The entire listing below needs to be transcribed word for word.
______________________________
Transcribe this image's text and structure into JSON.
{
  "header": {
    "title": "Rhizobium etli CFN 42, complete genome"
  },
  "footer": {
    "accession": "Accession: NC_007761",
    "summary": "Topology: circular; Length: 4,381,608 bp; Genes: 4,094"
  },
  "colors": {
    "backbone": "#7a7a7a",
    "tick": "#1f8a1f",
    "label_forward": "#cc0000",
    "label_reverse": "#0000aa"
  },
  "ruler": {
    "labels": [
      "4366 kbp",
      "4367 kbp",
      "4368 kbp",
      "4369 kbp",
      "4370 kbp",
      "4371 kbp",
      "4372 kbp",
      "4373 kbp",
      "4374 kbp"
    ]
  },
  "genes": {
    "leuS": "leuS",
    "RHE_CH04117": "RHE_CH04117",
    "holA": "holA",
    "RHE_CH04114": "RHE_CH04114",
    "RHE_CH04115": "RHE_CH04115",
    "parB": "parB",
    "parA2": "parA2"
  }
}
______________________________
§ **Exercise answer**:
Transcribe this image's text and structure into JSON.
{
  "header": {
    "title": "Rhizobium etli CFN 42, complete genome"
  },
  "footer": {
    "accession": "Accession: NC_007761",
    "summary": "Topology: circular; Length: 4,381,608 bp; Genes: 4,094"
  },
  "colors": {
    "backbone": "#7a7a7a",
    "tick": "#1f8a1f",
    "label_forward": "#cc0000",
    "label_reverse": "#0000aa"
  },
  "ruler": {
    "labels": [
      "4366 kbp",
      "4367 kbp",
      "4368 kbp",
      "4369 kbp",
      "4370 kbp",
      "4371 kbp",
      "4372 kbp",
      "4373 kbp",
      "4374 kbp"
    ]
  },
  "genes": {
    "leuS": "leuS",
    "RHE_CH04117": "RHE_CH04117",
    "holA": "holA",
    "RHE_CH04114": "RHE_CH04114",
    "RHE_CH04115": "RHE_CH04115",
    "parB": "parB",
    "parA2": "parA2"
  }
}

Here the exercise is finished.